- Given problem -
Locate the word "pulse" in the material, then show every line that holds it.
········
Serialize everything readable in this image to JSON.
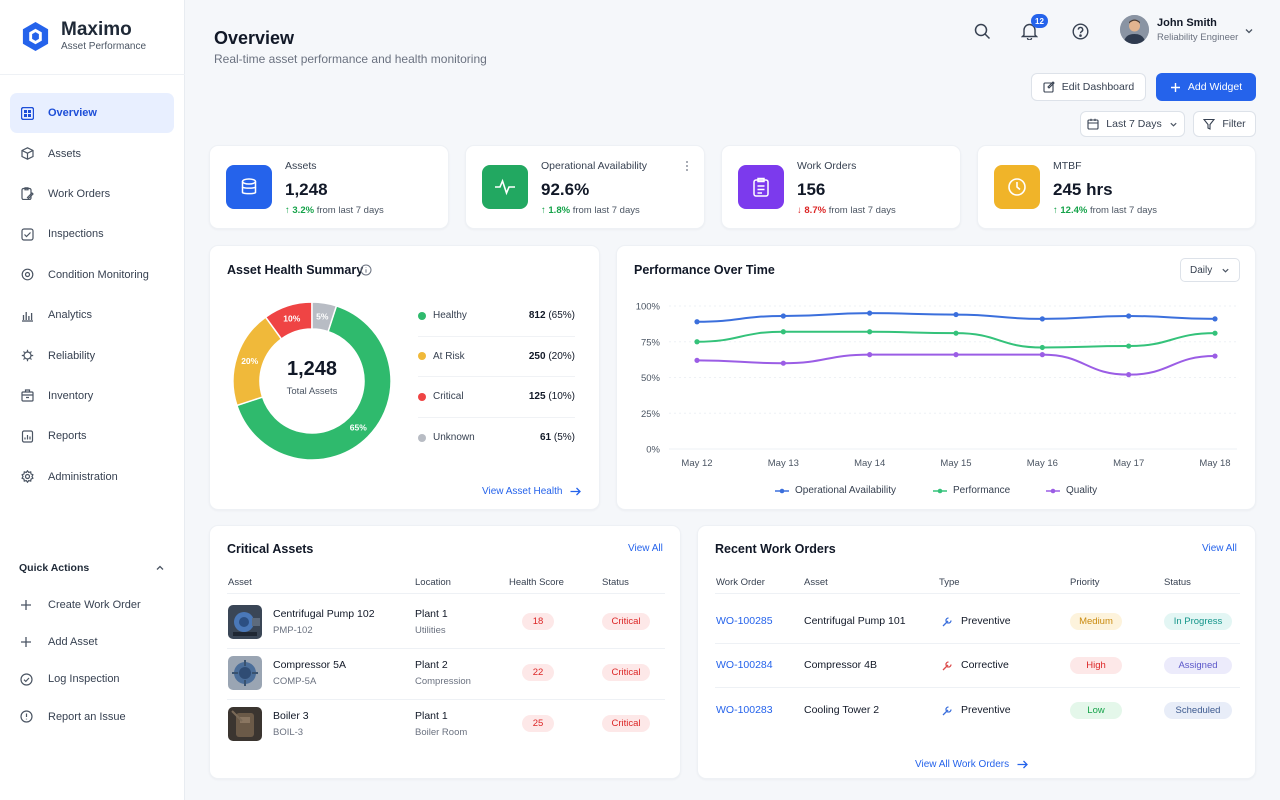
{
  "app": {
    "title": "Maximo",
    "subtitle": "Asset Performance"
  },
  "nav": [
    {
      "label": "Overview",
      "icon": "grid-icon",
      "active": true
    },
    {
      "label": "Assets",
      "icon": "cube-icon"
    },
    {
      "label": "Work Orders",
      "icon": "wrench-clipboard-icon"
    },
    {
      "label": "Inspections",
      "icon": "edit-check-icon"
    },
    {
      "label": "Condition Monitoring",
      "icon": "pulse-gear-icon"
    },
    {
      "label": "Analytics",
      "icon": "bar-chart-icon"
    },
    {
      "label": "Reliability",
      "icon": "shield-gear-icon"
    },
    {
      "label": "Inventory",
      "icon": "box-icon"
    },
    {
      "label": "Reports",
      "icon": "report-icon"
    },
    {
      "label": "Administration",
      "icon": "settings-icon"
    }
  ],
  "quick_actions": {
    "title": "Quick Actions",
    "items": [
      {
        "label": "Create Work Order",
        "icon": "plus-icon"
      },
      {
        "label": "Add Asset",
        "icon": "plus-icon"
      },
      {
        "label": "Log Inspection",
        "icon": "check-circle-icon"
      },
      {
        "label": "Report an Issue",
        "icon": "alert-circle-icon"
      }
    ]
  },
  "header": {
    "title": "Overview",
    "subtitle": "Real-time asset performance and health monitoring",
    "notifications": "12",
    "user_name": "John Smith",
    "user_role": "Reliability Engineer"
  },
  "toolbar": {
    "edit_label": "Edit Dashboard",
    "add_label": "Add Widget",
    "range_label": "Last 7 Days",
    "filter_label": "Filter"
  },
  "kpis": [
    {
      "label": "Assets",
      "value": "1,248",
      "delta": "3.2%",
      "direction": "up",
      "suffix": "from last 7 days",
      "color": "#2563eb",
      "icon": "database-icon"
    },
    {
      "label": "Operational Availability",
      "value": "92.6%",
      "delta": "1.8%",
      "direction": "up",
      "suffix": "from last 7 days",
      "color": "#22a861",
      "icon": "pulse-icon"
    },
    {
      "label": "Work Orders",
      "value": "156",
      "delta": "8.7%",
      "direction": "down",
      "suffix": "from last 7 days",
      "color": "#7c3aed",
      "icon": "clipboard-icon"
    },
    {
      "label": "MTBF",
      "value": "245 hrs",
      "delta": "12.4%",
      "direction": "up",
      "suffix": "from last 7 days",
      "color": "#f0b429",
      "icon": "clock-icon"
    }
  ],
  "health": {
    "title": "Asset Health Summary",
    "center_value": "1,248",
    "center_label": "Total Assets",
    "segments": [
      {
        "label": "Healthy",
        "count": "812",
        "pct": "(65%)",
        "value": 65,
        "color": "#2fba6d",
        "slice_label": "65%"
      },
      {
        "label": "At Risk",
        "count": "250",
        "pct": "(20%)",
        "value": 20,
        "color": "#f0b93a",
        "slice_label": "20%"
      },
      {
        "label": "Critical",
        "count": "125",
        "pct": "(10%)",
        "value": 10,
        "color": "#ef4444",
        "slice_label": "10%"
      },
      {
        "label": "Unknown",
        "count": "61",
        "pct": "(5%)",
        "value": 5,
        "color": "#b8bcc4",
        "slice_label": "5%"
      }
    ],
    "view_link": "View Asset Health"
  },
  "performance": {
    "title": "Performance Over Time",
    "period": "Daily"
  },
  "chart_data": {
    "type": "line",
    "x": [
      "May 12",
      "May 13",
      "May 14",
      "May 15",
      "May 16",
      "May 17",
      "May 18"
    ],
    "y_ticks": [
      "100%",
      "75%",
      "50%",
      "25%",
      "0%"
    ],
    "ylim": [
      0,
      100
    ],
    "series": [
      {
        "name": "Operational Availability",
        "values": [
          89,
          93,
          95,
          94,
          91,
          93,
          91
        ],
        "color": "#3b6fdc"
      },
      {
        "name": "Performance",
        "values": [
          75,
          82,
          82,
          81,
          71,
          72,
          81
        ],
        "color": "#34c27a"
      },
      {
        "name": "Quality",
        "values": [
          62,
          60,
          66,
          66,
          66,
          52,
          65
        ],
        "color": "#9b5de5"
      }
    ]
  },
  "critical_assets": {
    "title": "Critical Assets",
    "view_all": "View All",
    "columns": [
      "Asset",
      "Location",
      "Health Score",
      "Status"
    ],
    "rows": [
      {
        "name": "Centrifugal Pump 102",
        "id": "PMP-102",
        "location": "Plant 1",
        "area": "Utilities",
        "score": "18",
        "status": "Critical"
      },
      {
        "name": "Compressor 5A",
        "id": "COMP-5A",
        "location": "Plant 2",
        "area": "Compression",
        "score": "22",
        "status": "Critical"
      },
      {
        "name": "Boiler 3",
        "id": "BOIL-3",
        "location": "Plant 1",
        "area": "Boiler Room",
        "score": "25",
        "status": "Critical"
      }
    ]
  },
  "work_orders": {
    "title": "Recent Work Orders",
    "view_all": "View All",
    "view_all_bottom": "View All Work Orders",
    "columns": [
      "Work Order",
      "Asset",
      "Type",
      "Priority",
      "Status"
    ],
    "rows": [
      {
        "id": "WO-100285",
        "asset": "Centrifugal Pump 101",
        "type": "Preventive",
        "priority": "Medium",
        "status": "In Progress"
      },
      {
        "id": "WO-100284",
        "asset": "Compressor 4B",
        "type": "Corrective",
        "priority": "High",
        "status": "Assigned"
      },
      {
        "id": "WO-100283",
        "asset": "Cooling Tower 2",
        "type": "Preventive",
        "priority": "Low",
        "status": "Scheduled"
      }
    ]
  }
}
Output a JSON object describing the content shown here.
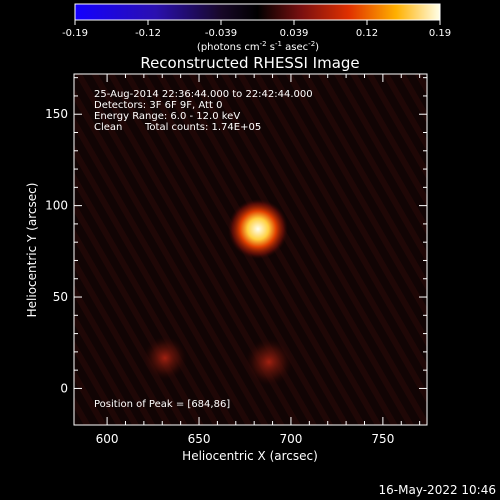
{
  "colorbar": {
    "ticks": [
      "-0.19",
      "-0.12",
      "-0.039",
      "0.039",
      "0.12",
      "0.19"
    ],
    "unit_main": "(photons cm",
    "unit_exp1": "-2",
    "unit_s": " s",
    "unit_exp2": "-1",
    "unit_asec": " asec",
    "unit_exp3": "-2",
    "unit_close": ")"
  },
  "title": "Reconstructed RHESSI Image",
  "info": {
    "time_range": "25-Aug-2014 22:36:44.000 to 22:42:44.000",
    "detectors": "Detectors: 3F 6F 9F, Att 0",
    "energy": "Energy Range: 6.0 - 12.0 keV",
    "clean_label": "Clean",
    "total_counts": "Total counts: 1.74E+05"
  },
  "peak_text": "Position of Peak = [684,86]",
  "footer_date": "16-May-2022 10:46",
  "chart_data": {
    "type": "heatmap",
    "title": "Reconstructed RHESSI Image",
    "xlabel": "Heliocentric X (arcsec)",
    "ylabel": "Heliocentric Y (arcsec)",
    "xlim": [
      582,
      774
    ],
    "ylim": [
      -20,
      172
    ],
    "xticks": [
      600,
      650,
      700,
      750
    ],
    "yticks": [
      0,
      50,
      100,
      150
    ],
    "colorbar_range": [
      -0.19,
      0.19
    ],
    "peak": {
      "x": 684,
      "y": 86,
      "value": 0.19
    },
    "secondary_sources": [
      {
        "x": 632,
        "y": 17,
        "value": 0.06
      },
      {
        "x": 684,
        "y": 14,
        "value": 0.06
      }
    ]
  }
}
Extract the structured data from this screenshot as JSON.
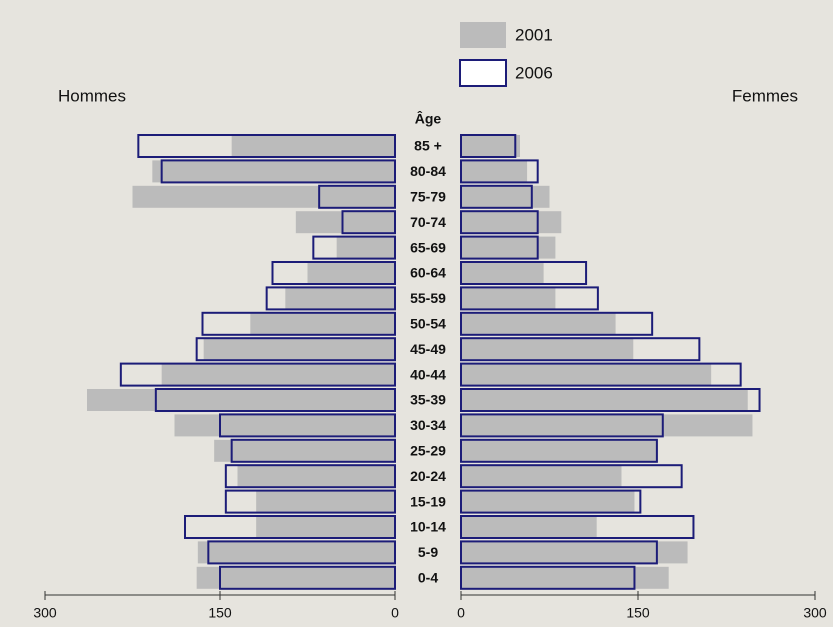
{
  "chart_data": {
    "type": "population_pyramid",
    "category_label": "Âge",
    "categories": [
      "85 +",
      "80-84",
      "75-79",
      "70-74",
      "65-69",
      "60-64",
      "55-59",
      "50-54",
      "45-49",
      "40-44",
      "35-39",
      "30-34",
      "25-29",
      "20-24",
      "15-19",
      "10-14",
      "5-9",
      "0-4"
    ],
    "series": [
      {
        "name": "2001",
        "color": "#bbbbbb",
        "filled": true
      },
      {
        "name": "2006",
        "color": "#1c1c78",
        "filled": false
      }
    ],
    "sides": [
      {
        "label": "Hommes",
        "values": [
          [
            140,
            208,
            225,
            85,
            50,
            75,
            94,
            124,
            164,
            200,
            264,
            189,
            155,
            135,
            119,
            119,
            169,
            170
          ],
          [
            220,
            200,
            65,
            45,
            70,
            105,
            110,
            165,
            170,
            235,
            205,
            150,
            140,
            145,
            145,
            180,
            160,
            150
          ]
        ]
      },
      {
        "label": "Femmes",
        "values": [
          [
            50,
            56,
            75,
            85,
            80,
            70,
            80,
            131,
            146,
            212,
            243,
            247,
            167,
            136,
            147,
            115,
            192,
            176
          ],
          [
            46,
            65,
            60,
            65,
            65,
            106,
            116,
            162,
            202,
            237,
            253,
            171,
            166,
            187,
            152,
            197,
            166,
            147
          ]
        ]
      }
    ],
    "xlim": [
      0,
      300
    ],
    "xticks": [
      0,
      150,
      300
    ]
  }
}
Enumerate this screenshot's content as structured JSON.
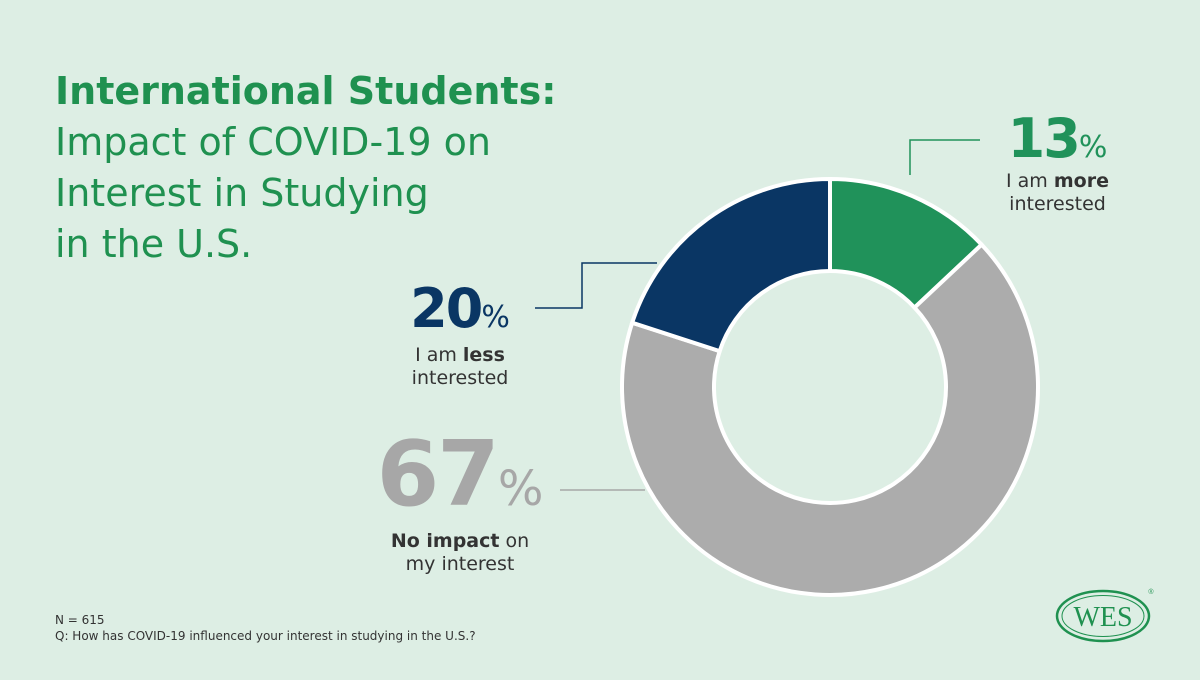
{
  "title": {
    "line1": "International Students:",
    "line2": "Impact of COVID-19 on",
    "line3": "Interest in Studying",
    "line4": "in the U.S."
  },
  "colors": {
    "more": "#20925a",
    "less": "#0a3664",
    "none": "#acacac",
    "title": "#1f9150",
    "background": "#ddeee4"
  },
  "chart_data": {
    "type": "pie",
    "donut": true,
    "title": "International Students: Impact of COVID-19 on Interest in Studying in the U.S.",
    "slices": [
      {
        "key": "more",
        "value": 13,
        "label_pre": "I am ",
        "label_bold": "more",
        "label_post": "interested"
      },
      {
        "key": "none",
        "value": 67,
        "label_pre": "",
        "label_bold": "No impact",
        "label_post": " on my interest"
      },
      {
        "key": "less",
        "value": 20,
        "label_pre": "I am ",
        "label_bold": "less",
        "label_post": "interested"
      }
    ],
    "unit": "%"
  },
  "callouts": {
    "more": {
      "number": "13",
      "pct": "%",
      "pre": "I am ",
      "bold": "more",
      "post": "interested"
    },
    "less": {
      "number": "20",
      "pct": "%",
      "pre": "I am ",
      "bold": "less",
      "post": "interested"
    },
    "none": {
      "number": "67",
      "pct": "%",
      "bold": "No impact",
      "post1": " on",
      "post2": "my interest"
    }
  },
  "footer": {
    "n": "N = 615",
    "question": "Q: How has COVID-19 influenced your interest in studying in the U.S.?"
  },
  "logo": {
    "text": "WES",
    "registered": "®"
  }
}
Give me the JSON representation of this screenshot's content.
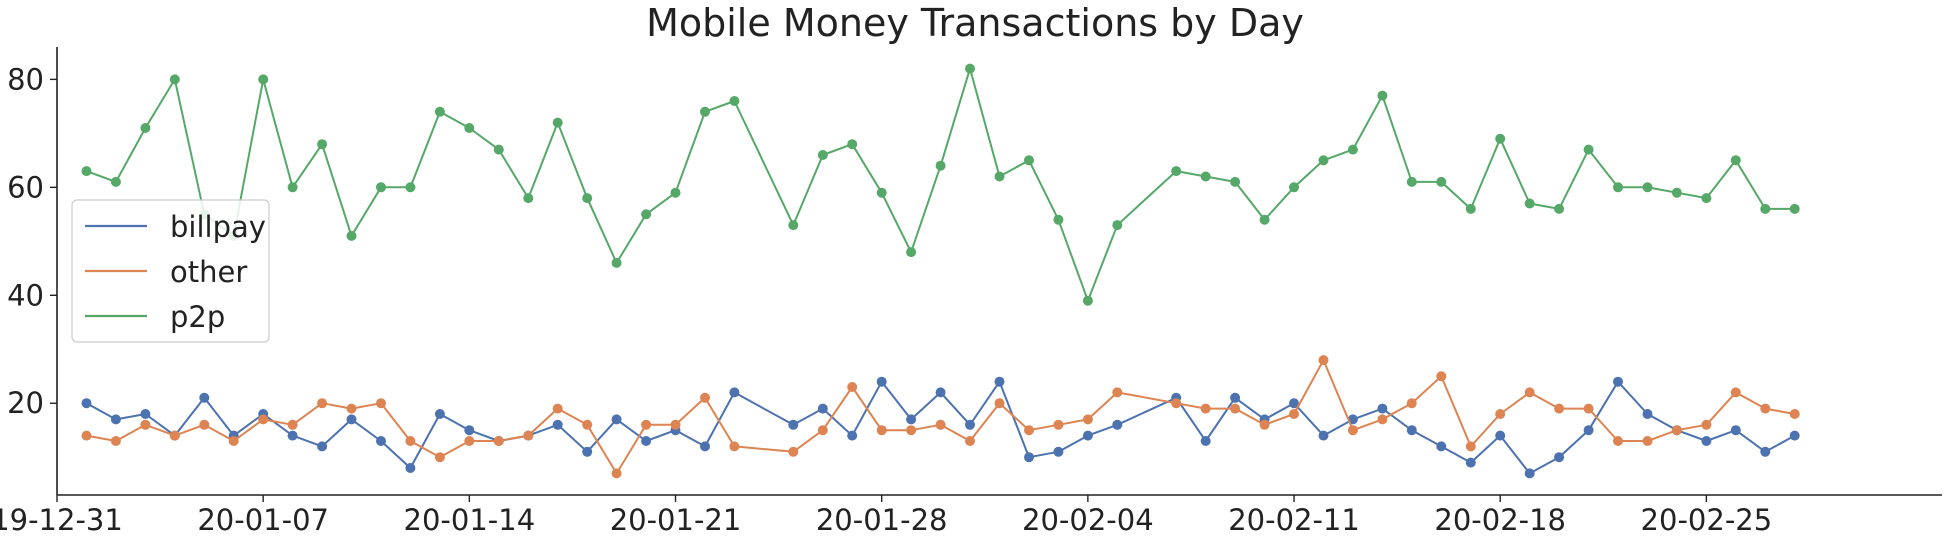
{
  "chart_data": {
    "type": "line",
    "title": "Mobile Money Transactions by Day",
    "xlabel": "",
    "ylabel": "",
    "x_tick_labels": [
      "19-12-31",
      "20-01-07",
      "20-01-14",
      "20-01-21",
      "20-01-28",
      "20-02-04",
      "20-02-11",
      "20-02-18",
      "20-02-25"
    ],
    "y_tick_labels": [
      "20",
      "40",
      "60",
      "80"
    ],
    "ylim": [
      3,
      86
    ],
    "xlim": [
      "2019-12-31",
      "2020-03-04"
    ],
    "grid": false,
    "legend_position": "center-left",
    "x": [
      "2020-01-01",
      "2020-01-02",
      "2020-01-03",
      "2020-01-04",
      "2020-01-05",
      "2020-01-06",
      "2020-01-07",
      "2020-01-08",
      "2020-01-09",
      "2020-01-10",
      "2020-01-11",
      "2020-01-12",
      "2020-01-13",
      "2020-01-14",
      "2020-01-15",
      "2020-01-16",
      "2020-01-17",
      "2020-01-18",
      "2020-01-19",
      "2020-01-20",
      "2020-01-21",
      "2020-01-22",
      "2020-01-23",
      "2020-01-25",
      "2020-01-26",
      "2020-01-27",
      "2020-01-28",
      "2020-01-29",
      "2020-01-30",
      "2020-01-31",
      "2020-02-01",
      "2020-02-02",
      "2020-02-03",
      "2020-02-04",
      "2020-02-05",
      "2020-02-07",
      "2020-02-08",
      "2020-02-09",
      "2020-02-10",
      "2020-02-11",
      "2020-02-12",
      "2020-02-13",
      "2020-02-14",
      "2020-02-15",
      "2020-02-16",
      "2020-02-17",
      "2020-02-18",
      "2020-02-19",
      "2020-02-20",
      "2020-02-21",
      "2020-02-22",
      "2020-02-23",
      "2020-02-24",
      "2020-02-25",
      "2020-02-26",
      "2020-02-27",
      "2020-02-28"
    ],
    "series": [
      {
        "name": "billpay",
        "color": "#4c72b0",
        "values": [
          20,
          17,
          18,
          14,
          21,
          14,
          18,
          14,
          12,
          17,
          13,
          8,
          18,
          15,
          13,
          14,
          16,
          11,
          17,
          13,
          15,
          12,
          22,
          16,
          19,
          14,
          24,
          17,
          22,
          16,
          24,
          10,
          11,
          14,
          16,
          21,
          13,
          21,
          17,
          20,
          14,
          17,
          19,
          15,
          12,
          9,
          14,
          7,
          10,
          15,
          24,
          18,
          15,
          13,
          15,
          11,
          14
        ]
      },
      {
        "name": "other",
        "color": "#dd8452",
        "values": [
          14,
          13,
          16,
          14,
          16,
          13,
          17,
          16,
          20,
          19,
          20,
          13,
          10,
          13,
          13,
          14,
          19,
          16,
          7,
          16,
          16,
          21,
          12,
          11,
          15,
          23,
          15,
          15,
          16,
          13,
          20,
          15,
          16,
          17,
          22,
          20,
          19,
          19,
          16,
          18,
          28,
          15,
          17,
          20,
          25,
          12,
          18,
          22,
          19,
          19,
          13,
          13,
          15,
          16,
          22,
          19,
          18
        ]
      },
      {
        "name": "p2p",
        "color": "#55a868",
        "values": [
          63,
          61,
          71,
          80,
          55,
          51,
          80,
          60,
          68,
          51,
          60,
          60,
          74,
          71,
          67,
          58,
          72,
          58,
          46,
          55,
          59,
          74,
          76,
          53,
          66,
          68,
          59,
          48,
          64,
          82,
          62,
          65,
          54,
          39,
          53,
          63,
          62,
          61,
          54,
          60,
          65,
          67,
          77,
          61,
          61,
          56,
          69,
          57,
          56,
          67,
          60,
          60,
          59,
          58,
          65,
          56,
          56
        ]
      }
    ]
  }
}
········
- Solution to this exercise -
      "icon": "pulse-gear-icon"
      "icon": "pulse-icon"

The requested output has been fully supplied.